>> BEGIN Data in this exercise

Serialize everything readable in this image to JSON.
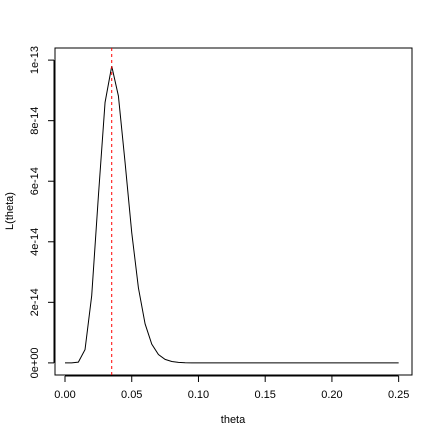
{
  "chart_data": {
    "type": "line",
    "x_label": "theta",
    "y_label": "L(theta)",
    "x": [
      0,
      0.005,
      0.01,
      0.015,
      0.02,
      0.025,
      0.03,
      0.035,
      0.04,
      0.045,
      0.05,
      0.055,
      0.06,
      0.065,
      0.07,
      0.075,
      0.08,
      0.085,
      0.09,
      0.095,
      0.1,
      0.12,
      0.15,
      0.2,
      0.25
    ],
    "values": [
      0,
      5e-19,
      2.4e-16,
      4.4e-15,
      2.22e-14,
      5.5e-14,
      8.6e-14,
      9.8e-14,
      8.82e-14,
      6.62e-14,
      4.3e-14,
      2.48e-14,
      1.29e-14,
      6.2e-15,
      2.76e-15,
      1.15e-15,
      4.5e-16,
      1.7e-16,
      6e-17,
      2e-17,
      6e-18,
      0,
      0,
      0,
      0
    ],
    "color": "#000000",
    "vline": 0.035,
    "vline_color": "#ff0000",
    "xlim": [
      -0.0075,
      0.26
    ],
    "ylim": [
      -4e-15,
      1.04e-13
    ],
    "xticks": [
      {
        "value": 0,
        "label": "0.00"
      },
      0.05,
      {
        "value": 0.1,
        "label": "0.10"
      },
      0.15,
      {
        "value": 0.2,
        "label": "0.20"
      },
      0.25
    ],
    "yticks": [
      {
        "value": 0,
        "label": "0e+00"
      },
      {
        "value": 2e-14,
        "label": "2e-14"
      },
      {
        "value": 4e-14,
        "label": "4e-14"
      },
      {
        "value": 6e-14,
        "label": "6e-14"
      },
      {
        "value": 8e-14,
        "label": "8e-14"
      },
      {
        "value": 1e-13,
        "label": "1e-13"
      }
    ]
  }
}
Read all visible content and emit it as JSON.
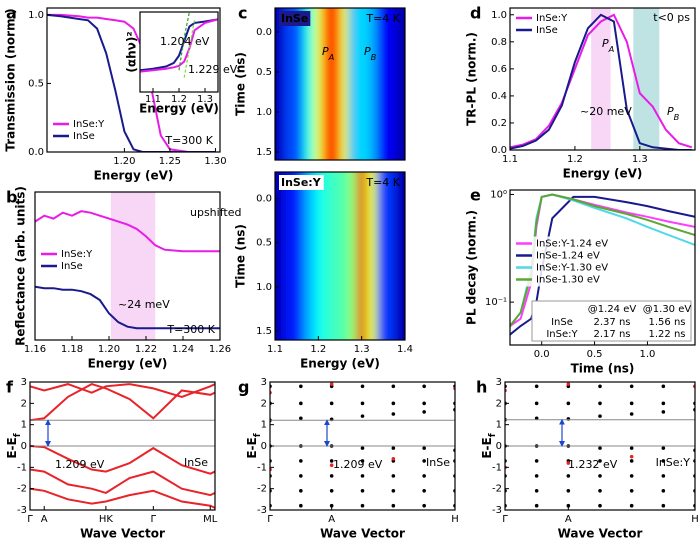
{
  "chart_data": [
    {
      "type": "line",
      "label": "a",
      "xlabel": "Energy (eV)",
      "ylabel": "Transmission (norm.)",
      "xlim": [
        1.115,
        1.305
      ],
      "xticks": [
        {
          "value": 1.2,
          "label": "1.20"
        },
        1.25,
        {
          "value": 1.3,
          "label": "1.30"
        }
      ],
      "ylim": [
        0,
        1.05
      ],
      "yticks": [
        {
          "value": 0,
          "label": "0.0"
        },
        0.5,
        {
          "value": 1,
          "label": "1.0"
        }
      ],
      "legend": "lower left",
      "x": [
        1.115,
        1.13,
        1.15,
        1.16,
        1.17,
        1.18,
        1.19,
        1.2,
        1.21,
        1.22,
        1.23,
        1.24,
        1.25,
        1.27,
        1.3
      ],
      "series": [
        {
          "name": "InSe:Y",
          "color": "#e81ce8",
          "values": [
            1.0,
            1.0,
            0.99,
            0.98,
            0.98,
            0.97,
            0.96,
            0.95,
            0.9,
            0.75,
            0.45,
            0.12,
            0.02,
            0,
            0
          ]
        },
        {
          "name": "InSe",
          "color": "#1a1a8c",
          "values": [
            1.0,
            0.99,
            0.97,
            0.96,
            0.9,
            0.72,
            0.45,
            0.15,
            0.02,
            0,
            0,
            0,
            0,
            0,
            0
          ]
        }
      ],
      "annotations": [
        "T=300 K"
      ]
    },
    {
      "type": "line",
      "xlabel": "Energy (eV)",
      "ylabel": "(αhν)²",
      "xlim": [
        1.05,
        1.35
      ],
      "xticks": [
        1.1,
        1.2,
        1.3
      ],
      "ylim": [
        0,
        1.1
      ],
      "x": [
        1.05,
        1.1,
        1.15,
        1.18,
        1.2,
        1.22,
        1.24,
        1.26,
        1.3,
        1.35
      ],
      "series": [
        {
          "color": "#1a1a8c",
          "values": [
            0.3,
            0.32,
            0.35,
            0.4,
            0.5,
            0.7,
            0.9,
            0.95,
            0.97,
            1.0
          ]
        },
        {
          "color": "#e81ce8",
          "values": [
            0.28,
            0.3,
            0.32,
            0.34,
            0.36,
            0.42,
            0.6,
            0.85,
            0.95,
            1.0
          ]
        },
        {
          "color": "#2ca02c",
          "dash": true,
          "values": [
            null,
            null,
            null,
            null,
            0.3,
            0.75,
            1.1,
            null,
            null,
            null
          ]
        },
        {
          "color": "#7ddc3c",
          "dash": true,
          "values": [
            null,
            null,
            null,
            null,
            null,
            0.2,
            0.6,
            1.0,
            null,
            null
          ]
        }
      ],
      "annotations": [
        "1.204 eV",
        "1.229 eV"
      ]
    },
    {
      "type": "line",
      "label": "b",
      "xlabel": "Energy (eV)",
      "ylabel": "Reflectance (arb. units)",
      "xlim": [
        1.16,
        1.26
      ],
      "xticks": [
        1.16,
        1.18,
        {
          "value": 1.2,
          "label": "1.20"
        },
        1.22,
        1.24,
        1.26
      ],
      "ylim": [
        0,
        1
      ],
      "legend": "center left",
      "shade": [
        {
          "range": [
            1.201,
            1.225
          ],
          "color": "#f8d6f6"
        }
      ],
      "x": [
        1.16,
        1.165,
        1.17,
        1.175,
        1.18,
        1.185,
        1.19,
        1.195,
        1.2,
        1.205,
        1.21,
        1.215,
        1.22,
        1.225,
        1.23,
        1.24,
        1.25,
        1.26
      ],
      "series": [
        {
          "name": "InSe:Y",
          "color": "#e81ce8",
          "values": [
            0.8,
            0.84,
            0.82,
            0.86,
            0.84,
            0.87,
            0.86,
            0.84,
            0.82,
            0.8,
            0.78,
            0.75,
            0.7,
            0.64,
            0.61,
            0.6,
            0.6,
            0.6
          ]
        },
        {
          "name": "InSe",
          "color": "#1a1a8c",
          "values": [
            0.36,
            0.35,
            0.35,
            0.34,
            0.34,
            0.33,
            0.31,
            0.27,
            0.18,
            0.12,
            0.09,
            0.08,
            0.08,
            0.08,
            0.08,
            0.08,
            0.08,
            0.08
          ]
        }
      ],
      "annotations": [
        "upshifted",
        "~24 meV",
        "T=300 K"
      ]
    },
    {
      "type": "heatmap",
      "label": "c",
      "ylabel": "Time (ns)",
      "xlim": [
        1.1,
        1.4
      ],
      "ylim": [
        1.6,
        -0.3
      ],
      "yticks": [
        {
          "value": 0,
          "label": "0.0"
        },
        0.5,
        {
          "value": 1,
          "label": "1.0"
        },
        1.5
      ],
      "x": [
        1.1,
        1.15,
        1.18,
        1.2,
        1.22,
        1.24,
        1.26,
        1.28,
        1.3,
        1.32,
        1.35,
        1.4
      ],
      "values": [
        0.08,
        0.2,
        0.4,
        0.6,
        0.8,
        0.85,
        0.6,
        0.3,
        0.35,
        0.3,
        0.12,
        0.06
      ],
      "annotations": [
        "InSe",
        "T=4 K",
        {
          "text": "P",
          "sub": "A"
        },
        {
          "text": "P",
          "sub": "B"
        }
      ]
    },
    {
      "type": "heatmap",
      "xlabel": "Energy (eV)",
      "ylabel": "Time (ns)",
      "xlim": [
        1.1,
        1.4
      ],
      "xticks": [
        1.1,
        1.2,
        1.3,
        1.4
      ],
      "ylim": [
        1.6,
        -0.3
      ],
      "yticks": [
        {
          "value": 0,
          "label": "0.0"
        },
        0.5,
        {
          "value": 1,
          "label": "1.0"
        },
        1.5
      ],
      "x": [
        1.1,
        1.15,
        1.18,
        1.2,
        1.22,
        1.24,
        1.26,
        1.28,
        1.3,
        1.32,
        1.35,
        1.4
      ],
      "values": [
        0.08,
        0.15,
        0.3,
        0.38,
        0.42,
        0.44,
        0.46,
        0.52,
        0.9,
        0.6,
        0.18,
        0.06
      ],
      "annotations": [
        "InSe:Y",
        "T=4 K"
      ]
    },
    {
      "type": "line",
      "label": "d",
      "xlabel": "Energy (eV)",
      "ylabel": "TR-PL (norm.)",
      "xlim": [
        1.1,
        1.385
      ],
      "xticks": [
        1.1,
        1.2,
        1.3
      ],
      "ylim": [
        0,
        1.05
      ],
      "yticks": [
        {
          "value": 0,
          "label": "0.0"
        },
        0.2,
        0.4,
        0.6,
        0.8,
        {
          "value": 1,
          "label": "1.0"
        }
      ],
      "legend": "upper left",
      "shade": [
        {
          "range": [
            1.225,
            1.255
          ],
          "color": "#f8d6f6"
        },
        {
          "range": [
            1.29,
            1.33
          ],
          "color": "#bfe3e3"
        }
      ],
      "x": [
        1.1,
        1.12,
        1.14,
        1.16,
        1.18,
        1.2,
        1.22,
        1.24,
        1.26,
        1.28,
        1.3,
        1.32,
        1.34,
        1.36,
        1.38
      ],
      "series": [
        {
          "name": "InSe:Y",
          "color": "#e81ce8",
          "values": [
            0.02,
            0.04,
            0.08,
            0.18,
            0.35,
            0.6,
            0.85,
            0.95,
            1.0,
            0.8,
            0.42,
            0.32,
            0.15,
            0.05,
            0.02
          ]
        },
        {
          "name": "InSe",
          "color": "#1a1a8c",
          "values": [
            0.01,
            0.03,
            0.07,
            0.15,
            0.33,
            0.65,
            0.9,
            1.0,
            0.95,
            0.3,
            0.05,
            0.02,
            0.01,
            0,
            0
          ]
        }
      ],
      "annotations": [
        "t<0 ps",
        {
          "text": "P",
          "sub": "A"
        },
        {
          "text": "P",
          "sub": "B"
        },
        "~20 meV"
      ]
    },
    {
      "type": "line",
      "label": "e",
      "xlabel": "Time (ns)",
      "ylabel": "PL decay (norm.)",
      "log": true,
      "xlim": [
        -0.3,
        1.45
      ],
      "xticks": [
        {
          "value": 0,
          "label": "0.0"
        },
        0.5,
        {
          "value": 1,
          "label": "1.0"
        }
      ],
      "ylim": [
        0.04,
        1.1
      ],
      "yticks": [
        {
          "value": 0.1,
          "label": "10⁻¹"
        },
        {
          "value": 1,
          "label": "10⁰"
        }
      ],
      "legend": "center left",
      "x": [
        -0.3,
        -0.2,
        -0.1,
        -0.05,
        0,
        0.1,
        0.3,
        0.5,
        0.8,
        1.0,
        1.2,
        1.45
      ],
      "series": [
        {
          "name": "InSe:Y-1.24 eV",
          "color": "#ff3cff",
          "values": [
            0.06,
            0.07,
            0.15,
            0.5,
            0.95,
            1.0,
            0.9,
            0.8,
            0.68,
            0.62,
            0.56,
            0.5
          ]
        },
        {
          "name": "InSe-1.24 eV",
          "color": "#1a1a8c",
          "values": [
            0.05,
            0.06,
            0.07,
            0.1,
            0.2,
            0.6,
            0.95,
            0.95,
            0.85,
            0.78,
            0.7,
            0.62
          ]
        },
        {
          "name": "InSe:Y-1.30 eV",
          "color": "#4fd8e8",
          "values": [
            0.06,
            0.08,
            0.2,
            0.6,
            0.95,
            1.0,
            0.88,
            0.75,
            0.6,
            0.5,
            0.42,
            0.34
          ]
        },
        {
          "name": "InSe-1.30 eV",
          "color": "#5aa832",
          "values": [
            0.06,
            0.08,
            0.18,
            0.55,
            0.95,
            1.0,
            0.9,
            0.78,
            0.66,
            0.58,
            0.5,
            0.42
          ]
        }
      ],
      "table": {
        "header": [
          "@1.24 eV",
          "@1.30 eV"
        ],
        "rows": [
          {
            "name": "InSe",
            "cells": [
              "2.37 ns",
              "1.56 ns"
            ]
          },
          {
            "name": "InSe:Y",
            "cells": [
              "2.17 ns",
              "1.22 ns"
            ]
          }
        ]
      }
    },
    {
      "type": "line",
      "label": "f",
      "xlabel": "Wave Vector",
      "ylabel": {
        "text": "E-E",
        "sub": "f"
      },
      "xlim": [
        0,
        3.9
      ],
      "xticks": [
        {
          "value": 0,
          "label": "Γ"
        },
        {
          "value": 0.3,
          "label": "A"
        },
        {
          "value": 1.6,
          "label": "HK"
        },
        {
          "value": 2.6,
          "label": "Γ"
        },
        {
          "value": 3.8,
          "label": "ML"
        }
      ],
      "ylim": [
        -3,
        3
      ],
      "yticks": [
        -3,
        -2,
        -1,
        0,
        1,
        2,
        3
      ],
      "x": [
        0,
        0.3,
        0.8,
        1.3,
        1.6,
        2.1,
        2.6,
        3.2,
        3.8,
        3.9
      ],
      "series": [
        {
          "color": "#e8242a",
          "values": [
            1.209,
            1.3,
            2.3,
            2.9,
            2.7,
            2.2,
            1.3,
            2.6,
            2.4,
            2.5
          ]
        },
        {
          "color": "#e8242a",
          "values": [
            2.8,
            2.6,
            2.9,
            2.5,
            2.8,
            2.9,
            2.7,
            2.3,
            2.8,
            2.9
          ]
        },
        {
          "color": "#e8242a",
          "values": [
            0,
            -0.05,
            -0.6,
            -1.1,
            -1.2,
            -0.8,
            -0.1,
            -0.9,
            -1.3,
            -1.2
          ]
        },
        {
          "color": "#e8242a",
          "values": [
            -1.1,
            -1.2,
            -1.8,
            -2.0,
            -2.2,
            -1.5,
            -1.2,
            -2.0,
            -2.3,
            -2.2
          ]
        },
        {
          "color": "#e8242a",
          "values": [
            -2.0,
            -2.1,
            -2.5,
            -2.7,
            -2.6,
            -2.3,
            -2.1,
            -2.6,
            -2.8,
            -2.9
          ]
        }
      ],
      "annotations": [
        "1.209 eV",
        "InSe"
      ]
    },
    {
      "type": "scatter",
      "label": "g",
      "xlabel": "Wave Vector",
      "ylabel": {
        "text": "E-E",
        "sub": "f"
      },
      "xlim": [
        0,
        3
      ],
      "xticks": [
        {
          "value": 0,
          "label": "Γ"
        },
        {
          "value": 1,
          "label": "A"
        },
        {
          "value": 3,
          "label": "H"
        }
      ],
      "ylim": [
        -3,
        3
      ],
      "yticks": [
        -3,
        -2,
        -1,
        0,
        1,
        2,
        3
      ],
      "series": [
        {
          "color": "#000000",
          "x": [
            0,
            0,
            0,
            0,
            0,
            0,
            0,
            0,
            0.5,
            0.5,
            0.5,
            0.5,
            0.5,
            0.5,
            0.5,
            0.5,
            1,
            1,
            1,
            1,
            1,
            1,
            1,
            1,
            1.5,
            1.5,
            1.5,
            1.5,
            1.5,
            1.5,
            1.5,
            1.5,
            2,
            2,
            2,
            2,
            2,
            2,
            2,
            2,
            2.5,
            2.5,
            2.5,
            2.5,
            2.5,
            2.5,
            2.5,
            2.5,
            3,
            3,
            3,
            3,
            3,
            3,
            3,
            3
          ],
          "values": [
            -2.8,
            -2.1,
            -1.4,
            -0.7,
            0,
            1.209,
            2.0,
            2.8,
            -2.8,
            -2.1,
            -1.4,
            -0.7,
            0,
            1.3,
            2.0,
            2.8,
            -2.8,
            -2.1,
            -1.4,
            -0.7,
            0,
            1.25,
            2.0,
            2.8,
            -2.8,
            -2.1,
            -1.4,
            -0.7,
            -0.1,
            1.4,
            2.0,
            2.8,
            -2.8,
            -2.1,
            -1.4,
            -0.7,
            -0.1,
            1.5,
            2.0,
            2.8,
            -2.8,
            -2.1,
            -1.4,
            -0.7,
            -0.1,
            1.6,
            2.0,
            2.8,
            -2.8,
            -2.1,
            -1.4,
            -0.7,
            -0.2,
            1.7,
            2.0,
            2.8
          ]
        },
        {
          "color": "#e8242a",
          "x": [
            0,
            0,
            1,
            1,
            2,
            3
          ],
          "values": [
            -1.1,
            2.5,
            -0.9,
            2.9,
            -0.6,
            2.7
          ]
        }
      ],
      "annotations": [
        "1.209 eV",
        "InSe"
      ]
    },
    {
      "type": "scatter",
      "label": "h",
      "xlabel": "Wave Vector",
      "ylabel": {
        "text": "E-E",
        "sub": "f"
      },
      "xlim": [
        0,
        3
      ],
      "xticks": [
        {
          "value": 0,
          "label": "Γ"
        },
        {
          "value": 1,
          "label": "A"
        },
        {
          "value": 3,
          "label": "H"
        }
      ],
      "ylim": [
        -3,
        3
      ],
      "yticks": [
        -3,
        -2,
        -1,
        0,
        1,
        2,
        3
      ],
      "series": [
        {
          "color": "#000000",
          "x": [
            0,
            0,
            0,
            0,
            0,
            0,
            0,
            0,
            0.5,
            0.5,
            0.5,
            0.5,
            0.5,
            0.5,
            0.5,
            0.5,
            1,
            1,
            1,
            1,
            1,
            1,
            1,
            1,
            1.5,
            1.5,
            1.5,
            1.5,
            1.5,
            1.5,
            1.5,
            1.5,
            2,
            2,
            2,
            2,
            2,
            2,
            2,
            2,
            2.5,
            2.5,
            2.5,
            2.5,
            2.5,
            2.5,
            2.5,
            2.5,
            3,
            3,
            3,
            3,
            3,
            3,
            3,
            3
          ],
          "values": [
            -2.8,
            -2.1,
            -1.4,
            -0.7,
            0,
            1.232,
            2.0,
            2.8,
            -2.8,
            -2.1,
            -1.4,
            -0.7,
            0,
            1.3,
            2.0,
            2.8,
            -2.8,
            -2.1,
            -1.4,
            -0.7,
            0,
            1.27,
            2.0,
            2.8,
            -2.8,
            -2.1,
            -1.4,
            -0.7,
            -0.1,
            1.4,
            2.0,
            2.8,
            -2.8,
            -2.1,
            -1.4,
            -0.7,
            -0.1,
            1.5,
            2.0,
            2.8,
            -2.8,
            -2.1,
            -1.4,
            -0.7,
            -0.1,
            1.6,
            2.0,
            2.8,
            -2.8,
            -2.1,
            -1.4,
            -0.7,
            -0.2,
            1.7,
            2.0,
            2.8
          ]
        },
        {
          "color": "#e8242a",
          "x": [
            0,
            0,
            1,
            1,
            2,
            3
          ],
          "values": [
            -1.0,
            2.6,
            -0.8,
            2.9,
            -0.5,
            2.8
          ]
        }
      ],
      "annotations": [
        "1.232 eV",
        "InSe:Y"
      ]
    }
  ]
}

>> END Data in this exercise

- [What to do]
The lines to collect are those holding the string "norm"; copy them all.

- [Result of the task]
      "ylabel": "Transmission (norm.)",
      "ylabel": "TR-PL (norm.)",
      "ylabel": "PL decay (norm.)",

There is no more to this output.